**Problem to work on**
Output the full listing below exactly, without the pictures.

Data records

------------------------------------------------------------------------

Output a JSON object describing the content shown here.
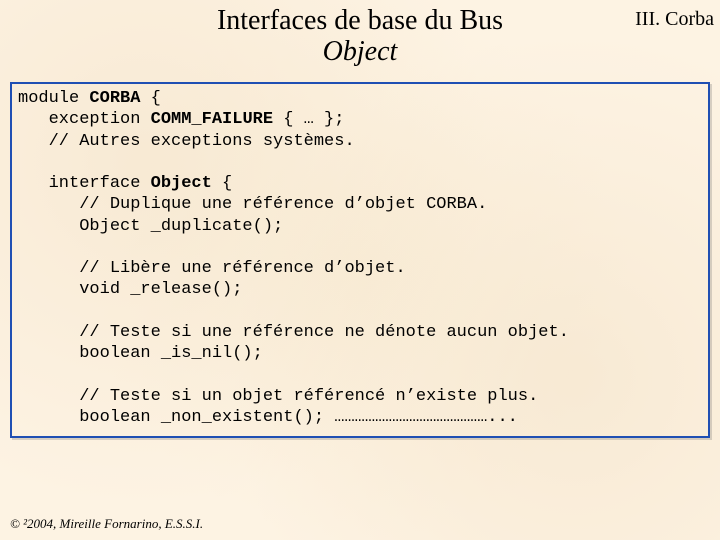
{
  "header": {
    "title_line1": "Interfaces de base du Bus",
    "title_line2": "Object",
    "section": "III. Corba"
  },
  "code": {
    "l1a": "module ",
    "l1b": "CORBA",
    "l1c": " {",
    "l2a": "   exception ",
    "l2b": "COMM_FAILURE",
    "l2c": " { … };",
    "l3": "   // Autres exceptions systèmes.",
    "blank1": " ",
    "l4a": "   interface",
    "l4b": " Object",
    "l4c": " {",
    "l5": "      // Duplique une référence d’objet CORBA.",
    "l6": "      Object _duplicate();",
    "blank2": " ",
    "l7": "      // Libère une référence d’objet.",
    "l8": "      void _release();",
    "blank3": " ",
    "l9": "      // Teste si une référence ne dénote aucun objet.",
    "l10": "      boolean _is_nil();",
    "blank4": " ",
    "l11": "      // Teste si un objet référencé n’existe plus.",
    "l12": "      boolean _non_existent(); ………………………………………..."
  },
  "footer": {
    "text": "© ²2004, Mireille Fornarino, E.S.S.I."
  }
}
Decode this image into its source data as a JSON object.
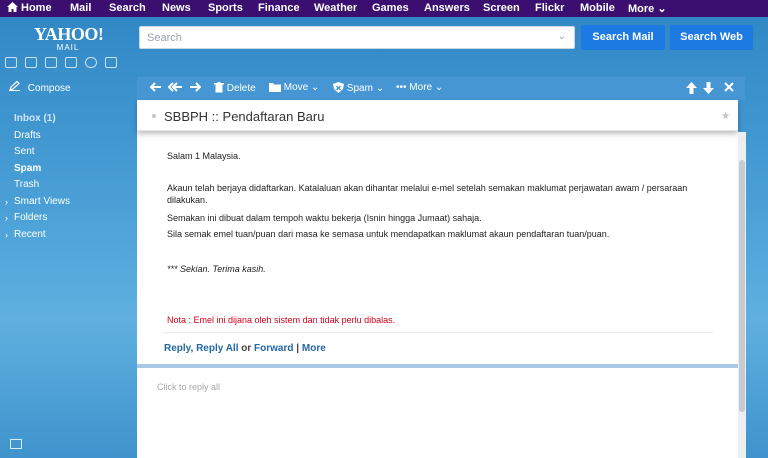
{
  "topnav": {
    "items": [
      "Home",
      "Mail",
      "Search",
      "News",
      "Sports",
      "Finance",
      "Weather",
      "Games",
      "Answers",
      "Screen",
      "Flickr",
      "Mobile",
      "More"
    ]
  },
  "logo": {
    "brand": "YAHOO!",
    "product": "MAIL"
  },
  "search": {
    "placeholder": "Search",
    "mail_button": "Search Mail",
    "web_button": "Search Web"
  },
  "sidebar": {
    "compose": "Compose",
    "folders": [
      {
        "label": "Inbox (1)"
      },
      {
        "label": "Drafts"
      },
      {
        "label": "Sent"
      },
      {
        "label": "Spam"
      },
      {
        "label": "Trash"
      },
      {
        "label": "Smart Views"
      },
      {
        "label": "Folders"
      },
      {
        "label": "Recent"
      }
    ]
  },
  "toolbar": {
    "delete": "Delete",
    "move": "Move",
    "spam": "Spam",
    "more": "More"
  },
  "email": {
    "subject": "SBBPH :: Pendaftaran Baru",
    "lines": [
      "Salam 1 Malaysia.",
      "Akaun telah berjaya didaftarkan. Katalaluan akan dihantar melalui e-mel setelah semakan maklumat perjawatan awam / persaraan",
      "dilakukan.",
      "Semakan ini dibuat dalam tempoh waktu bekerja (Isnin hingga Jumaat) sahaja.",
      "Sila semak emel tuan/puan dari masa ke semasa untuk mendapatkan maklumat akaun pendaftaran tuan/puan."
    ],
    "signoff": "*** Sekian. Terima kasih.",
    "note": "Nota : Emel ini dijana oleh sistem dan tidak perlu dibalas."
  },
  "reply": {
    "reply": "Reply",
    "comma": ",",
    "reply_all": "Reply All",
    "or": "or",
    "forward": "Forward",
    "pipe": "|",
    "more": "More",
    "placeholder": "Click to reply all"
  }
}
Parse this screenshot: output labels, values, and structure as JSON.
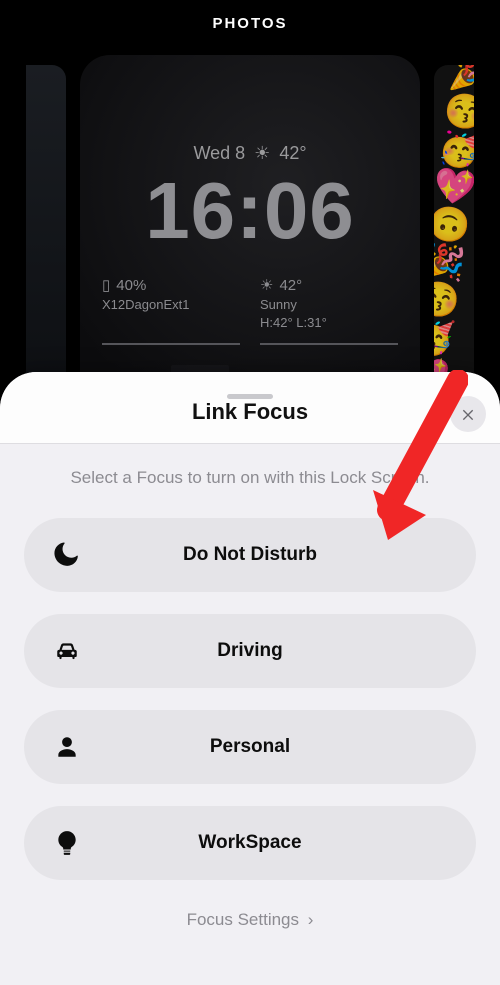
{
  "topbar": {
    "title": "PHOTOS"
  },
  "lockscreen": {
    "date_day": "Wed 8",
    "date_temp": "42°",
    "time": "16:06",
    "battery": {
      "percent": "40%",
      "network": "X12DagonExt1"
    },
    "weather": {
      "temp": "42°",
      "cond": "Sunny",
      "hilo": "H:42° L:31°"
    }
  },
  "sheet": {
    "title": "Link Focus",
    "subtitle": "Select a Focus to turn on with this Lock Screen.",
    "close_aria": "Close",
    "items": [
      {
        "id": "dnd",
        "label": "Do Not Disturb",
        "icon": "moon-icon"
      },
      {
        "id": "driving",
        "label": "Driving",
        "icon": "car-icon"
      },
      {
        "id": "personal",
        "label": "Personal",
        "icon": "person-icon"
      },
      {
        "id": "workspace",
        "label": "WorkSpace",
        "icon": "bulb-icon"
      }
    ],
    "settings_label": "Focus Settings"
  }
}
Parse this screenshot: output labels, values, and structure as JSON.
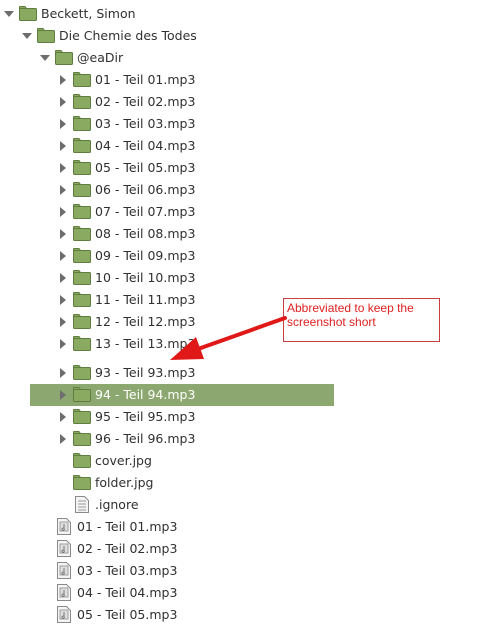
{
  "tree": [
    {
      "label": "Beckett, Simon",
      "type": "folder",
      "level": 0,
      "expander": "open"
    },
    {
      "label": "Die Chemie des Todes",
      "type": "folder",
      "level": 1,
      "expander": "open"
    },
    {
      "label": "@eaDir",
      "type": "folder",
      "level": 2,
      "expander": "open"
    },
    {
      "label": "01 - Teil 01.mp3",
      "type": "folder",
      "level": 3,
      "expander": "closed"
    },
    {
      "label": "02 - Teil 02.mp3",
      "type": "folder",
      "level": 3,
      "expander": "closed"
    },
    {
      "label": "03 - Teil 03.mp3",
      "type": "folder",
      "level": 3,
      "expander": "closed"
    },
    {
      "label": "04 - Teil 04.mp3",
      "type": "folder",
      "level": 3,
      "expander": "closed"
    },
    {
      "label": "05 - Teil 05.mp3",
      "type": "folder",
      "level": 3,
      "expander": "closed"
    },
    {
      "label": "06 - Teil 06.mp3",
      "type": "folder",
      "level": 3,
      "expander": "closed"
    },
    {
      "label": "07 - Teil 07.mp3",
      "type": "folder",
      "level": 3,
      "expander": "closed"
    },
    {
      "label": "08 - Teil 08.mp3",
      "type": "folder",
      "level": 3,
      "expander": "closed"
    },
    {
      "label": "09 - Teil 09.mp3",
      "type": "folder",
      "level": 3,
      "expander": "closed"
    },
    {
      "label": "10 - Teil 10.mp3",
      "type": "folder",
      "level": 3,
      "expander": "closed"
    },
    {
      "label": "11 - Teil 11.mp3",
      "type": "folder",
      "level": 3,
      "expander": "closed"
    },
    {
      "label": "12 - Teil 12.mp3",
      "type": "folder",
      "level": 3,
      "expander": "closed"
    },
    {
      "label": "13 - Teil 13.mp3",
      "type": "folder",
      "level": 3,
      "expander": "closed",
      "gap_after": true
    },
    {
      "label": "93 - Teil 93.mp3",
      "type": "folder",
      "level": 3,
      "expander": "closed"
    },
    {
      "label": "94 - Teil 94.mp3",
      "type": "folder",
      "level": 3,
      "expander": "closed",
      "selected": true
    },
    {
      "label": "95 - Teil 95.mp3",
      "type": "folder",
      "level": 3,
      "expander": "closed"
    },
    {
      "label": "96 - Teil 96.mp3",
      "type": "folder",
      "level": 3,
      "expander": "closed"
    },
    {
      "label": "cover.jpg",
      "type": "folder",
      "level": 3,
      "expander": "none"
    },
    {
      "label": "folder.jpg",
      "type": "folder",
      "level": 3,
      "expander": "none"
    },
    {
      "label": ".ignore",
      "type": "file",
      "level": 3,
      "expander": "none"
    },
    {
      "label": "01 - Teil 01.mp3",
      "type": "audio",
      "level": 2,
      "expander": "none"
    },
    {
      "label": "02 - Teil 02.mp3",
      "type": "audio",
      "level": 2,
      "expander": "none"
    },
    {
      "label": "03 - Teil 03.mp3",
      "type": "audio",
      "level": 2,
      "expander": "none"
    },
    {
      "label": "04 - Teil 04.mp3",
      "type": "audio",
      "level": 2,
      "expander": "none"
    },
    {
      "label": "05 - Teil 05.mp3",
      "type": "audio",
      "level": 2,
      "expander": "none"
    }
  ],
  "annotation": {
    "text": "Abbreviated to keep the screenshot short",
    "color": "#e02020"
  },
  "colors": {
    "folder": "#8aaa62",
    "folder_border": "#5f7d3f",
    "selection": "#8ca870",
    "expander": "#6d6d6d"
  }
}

------------------------------------------------------------------------

**Output of the exercise**
Output a JSON object describing the content shown here.
{
  "header": {
    "title_line1": "Interfaces de base du Bus",
    "title_line2": "Object",
    "section": "III. Corba"
  },
  "code": {
    "l1a": "module ",
    "l1b": "CORBA",
    "l1c": " {",
    "l2a": "   exception ",
    "l2b": "COMM_FAILURE",
    "l2c": " { … };",
    "l3": "   // Autres exceptions systèmes.",
    "blank1": " ",
    "l4a": "   interface",
    "l4b": " Object",
    "l4c": " {",
    "l5": "      // Duplique une référence d’objet CORBA.",
    "l6": "      Object _duplicate();",
    "blank2": " ",
    "l7": "      // Libère une référence d’objet.",
    "l8": "      void _release();",
    "blank3": " ",
    "l9": "      // Teste si une référence ne dénote aucun objet.",
    "l10": "      boolean _is_nil();",
    "blank4": " ",
    "l11": "      // Teste si un objet référencé n’existe plus.",
    "l12": "      boolean _non_existent(); ………………………………………..."
  },
  "footer": {
    "text": "© ²2004, Mireille Fornarino, E.S.S.I."
  }
}
Decode this image into its source data as a JSON object.
{
  "topnav": {
    "items": [
      "Home",
      "Mail",
      "Search",
      "News",
      "Sports",
      "Finance",
      "Weather",
      "Games",
      "Answers",
      "Screen",
      "Flickr",
      "Mobile",
      "More"
    ]
  },
  "logo": {
    "brand": "YAHOO!",
    "product": "MAIL"
  },
  "search": {
    "placeholder": "Search",
    "mail_button": "Search Mail",
    "web_button": "Search Web"
  },
  "sidebar": {
    "compose": "Compose",
    "folders": [
      {
        "label": "Inbox (1)"
      },
      {
        "label": "Drafts"
      },
      {
        "label": "Sent"
      },
      {
        "label": "Spam"
      },
      {
        "label": "Trash"
      },
      {
        "label": "Smart Views"
      },
      {
        "label": "Folders"
      },
      {
        "label": "Recent"
      }
    ]
  },
  "toolbar": {
    "delete": "Delete",
    "move": "Move",
    "spam": "Spam",
    "more": "More"
  },
  "email": {
    "subject": "SBBPH :: Pendaftaran Baru",
    "lines": [
      "Salam 1 Malaysia.",
      "Akaun telah berjaya didaftarkan. Katalaluan akan dihantar melalui e-mel setelah semakan maklumat perjawatan awam / persaraan",
      "dilakukan.",
      "Semakan ini dibuat dalam tempoh waktu bekerja (Isnin hingga Jumaat) sahaja.",
      "Sila semak emel tuan/puan dari masa ke semasa untuk mendapatkan maklumat akaun pendaftaran tuan/puan."
    ],
    "signoff": "*** Sekian. Terima kasih.",
    "note": "Nota : Emel ini dijana oleh sistem dan tidak perlu dibalas."
  },
  "reply": {
    "reply": "Reply",
    "comma": ",",
    "reply_all": "Reply All",
    "or": "or",
    "forward": "Forward",
    "pipe": "|",
    "more": "More",
    "placeholder": "Click to reply all"
  }
}
Parse this screenshot: output labels, values, and structure as JSON.
{
  "topbar": {
    "title": "PHOTOS"
  },
  "lockscreen": {
    "date_day": "Wed 8",
    "date_temp": "42°",
    "time": "16:06",
    "battery": {
      "percent": "40%",
      "network": "X12DagonExt1"
    },
    "weather": {
      "temp": "42°",
      "cond": "Sunny",
      "hilo": "H:42° L:31°"
    }
  },
  "sheet": {
    "title": "Link Focus",
    "subtitle": "Select a Focus to turn on with this Lock Screen.",
    "close_aria": "Close",
    "items": [
      {
        "id": "dnd",
        "label": "Do Not Disturb",
        "icon": "moon-icon"
      },
      {
        "id": "driving",
        "label": "Driving",
        "icon": "car-icon"
      },
      {
        "id": "personal",
        "label": "Personal",
        "icon": "person-icon"
      },
      {
        "id": "workspace",
        "label": "WorkSpace",
        "icon": "bulb-icon"
      }
    ],
    "settings_label": "Focus Settings"
  }
}
Parse this screenshot: output labels, values, and structure as JSON.
{
  "tree": [
    {
      "label": "Beckett, Simon",
      "type": "folder",
      "level": 0,
      "expander": "open"
    },
    {
      "label": "Die Chemie des Todes",
      "type": "folder",
      "level": 1,
      "expander": "open"
    },
    {
      "label": "@eaDir",
      "type": "folder",
      "level": 2,
      "expander": "open"
    },
    {
      "label": "01 - Teil 01.mp3",
      "type": "folder",
      "level": 3,
      "expander": "closed"
    },
    {
      "label": "02 - Teil 02.mp3",
      "type": "folder",
      "level": 3,
      "expander": "closed"
    },
    {
      "label": "03 - Teil 03.mp3",
      "type": "folder",
      "level": 3,
      "expander": "closed"
    },
    {
      "label": "04 - Teil 04.mp3",
      "type": "folder",
      "level": 3,
      "expander": "closed"
    },
    {
      "label": "05 - Teil 05.mp3",
      "type": "folder",
      "level": 3,
      "expander": "closed"
    },
    {
      "label": "06 - Teil 06.mp3",
      "type": "folder",
      "level": 3,
      "expander": "closed"
    },
    {
      "label": "07 - Teil 07.mp3",
      "type": "folder",
      "level": 3,
      "expander": "closed"
    },
    {
      "label": "08 - Teil 08.mp3",
      "type": "folder",
      "level": 3,
      "expander": "closed"
    },
    {
      "label": "09 - Teil 09.mp3",
      "type": "folder",
      "level": 3,
      "expander": "closed"
    },
    {
      "label": "10 - Teil 10.mp3",
      "type": "folder",
      "level": 3,
      "expander": "closed"
    },
    {
      "label": "11 - Teil 11.mp3",
      "type": "folder",
      "level": 3,
      "expander": "closed"
    },
    {
      "label": "12 - Teil 12.mp3",
      "type": "folder",
      "level": 3,
      "expander": "closed"
    },
    {
      "label": "13 - Teil 13.mp3",
      "type": "folder",
      "level": 3,
      "expander": "closed",
      "gap_after": true
    },
    {
      "label": "93 - Teil 93.mp3",
      "type": "folder",
      "level": 3,
      "expander": "closed"
    },
    {
      "label": "94 - Teil 94.mp3",
      "type": "folder",
      "level": 3,
      "expander": "closed",
      "selected": true
    },
    {
      "label": "95 - Teil 95.mp3",
      "type": "folder",
      "level": 3,
      "expander": "closed"
    },
    {
      "label": "96 - Teil 96.mp3",
      "type": "folder",
      "level": 3,
      "expander": "closed"
    },
    {
      "label": "cover.jpg",
      "type": "folder",
      "level": 3,
      "expander": "none"
    },
    {
      "label": "folder.jpg",
      "type": "folder",
      "level": 3,
      "expander": "none"
    },
    {
      "label": ".ignore",
      "type": "file",
      "level": 3,
      "expander": "none"
    },
    {
      "label": "01 - Teil 01.mp3",
      "type": "audio",
      "level": 2,
      "expander": "none"
    },
    {
      "label": "02 - Teil 02.mp3",
      "type": "audio",
      "level": 2,
      "expander": "none"
    },
    {
      "label": "03 - Teil 03.mp3",
      "type": "audio",
      "level": 2,
      "expander": "none"
    },
    {
      "label": "04 - Teil 04.mp3",
      "type": "audio",
      "level": 2,
      "expander": "none"
    },
    {
      "label": "05 - Teil 05.mp3",
      "type": "audio",
      "level": 2,
      "expander": "none"
    }
  ],
  "annotation": {
    "text": "Abbreviated to keep the screenshot short",
    "color": "#e02020"
  },
  "colors": {
    "folder": "#8aaa62",
    "folder_border": "#5f7d3f",
    "selection": "#8ca870",
    "expander": "#6d6d6d"
  }
}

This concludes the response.